**WORK REQUIRED:** Return the full listing exactly as it is written.

Stored records:
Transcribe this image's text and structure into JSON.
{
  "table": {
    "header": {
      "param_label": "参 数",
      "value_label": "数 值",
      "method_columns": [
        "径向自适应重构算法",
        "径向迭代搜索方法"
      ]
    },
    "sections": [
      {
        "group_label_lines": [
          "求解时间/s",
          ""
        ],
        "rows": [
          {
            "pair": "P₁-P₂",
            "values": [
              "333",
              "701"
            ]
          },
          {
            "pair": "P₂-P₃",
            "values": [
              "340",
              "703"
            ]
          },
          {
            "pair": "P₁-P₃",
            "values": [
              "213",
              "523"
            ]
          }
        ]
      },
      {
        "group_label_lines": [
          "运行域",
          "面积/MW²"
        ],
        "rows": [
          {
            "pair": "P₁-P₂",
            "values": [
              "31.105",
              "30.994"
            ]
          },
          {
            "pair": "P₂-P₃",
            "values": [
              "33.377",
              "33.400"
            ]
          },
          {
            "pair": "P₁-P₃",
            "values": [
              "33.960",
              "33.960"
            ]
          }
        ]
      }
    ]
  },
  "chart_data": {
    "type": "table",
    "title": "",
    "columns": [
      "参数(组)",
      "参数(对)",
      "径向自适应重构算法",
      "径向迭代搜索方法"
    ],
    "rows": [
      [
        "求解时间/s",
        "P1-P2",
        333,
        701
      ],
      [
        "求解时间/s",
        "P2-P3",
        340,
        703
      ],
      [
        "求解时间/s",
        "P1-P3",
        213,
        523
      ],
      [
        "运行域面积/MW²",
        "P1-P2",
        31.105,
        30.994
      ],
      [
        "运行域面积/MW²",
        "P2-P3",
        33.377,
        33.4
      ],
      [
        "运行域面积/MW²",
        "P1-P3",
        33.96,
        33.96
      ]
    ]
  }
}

**ANSWER BELOW:**
Transcribe this image's text and structure into JSON.
{
  "table": {
    "header": {
      "param_label": "参 数",
      "value_label": "数 值",
      "method_columns": [
        "径向自适应重构算法",
        "径向迭代搜索方法"
      ]
    },
    "sections": [
      {
        "group_label_lines": [
          "求解时间/s",
          ""
        ],
        "rows": [
          {
            "pair": "P₁-P₂",
            "values": [
              "333",
              "701"
            ]
          },
          {
            "pair": "P₂-P₃",
            "values": [
              "340",
              "703"
            ]
          },
          {
            "pair": "P₁-P₃",
            "values": [
              "213",
              "523"
            ]
          }
        ]
      },
      {
        "group_label_lines": [
          "运行域",
          "面积/MW²"
        ],
        "rows": [
          {
            "pair": "P₁-P₂",
            "values": [
              "31.105",
              "30.994"
            ]
          },
          {
            "pair": "P₂-P₃",
            "values": [
              "33.377",
              "33.400"
            ]
          },
          {
            "pair": "P₁-P₃",
            "values": [
              "33.960",
              "33.960"
            ]
          }
        ]
      }
    ]
  },
  "chart_data": {
    "type": "table",
    "title": "",
    "columns": [
      "参数(组)",
      "参数(对)",
      "径向自适应重构算法",
      "径向迭代搜索方法"
    ],
    "rows": [
      [
        "求解时间/s",
        "P1-P2",
        333,
        701
      ],
      [
        "求解时间/s",
        "P2-P3",
        340,
        703
      ],
      [
        "求解时间/s",
        "P1-P3",
        213,
        523
      ],
      [
        "运行域面积/MW²",
        "P1-P2",
        31.105,
        30.994
      ],
      [
        "运行域面积/MW²",
        "P2-P3",
        33.377,
        33.4
      ],
      [
        "运行域面积/MW²",
        "P1-P3",
        33.96,
        33.96
      ]
    ]
  }
}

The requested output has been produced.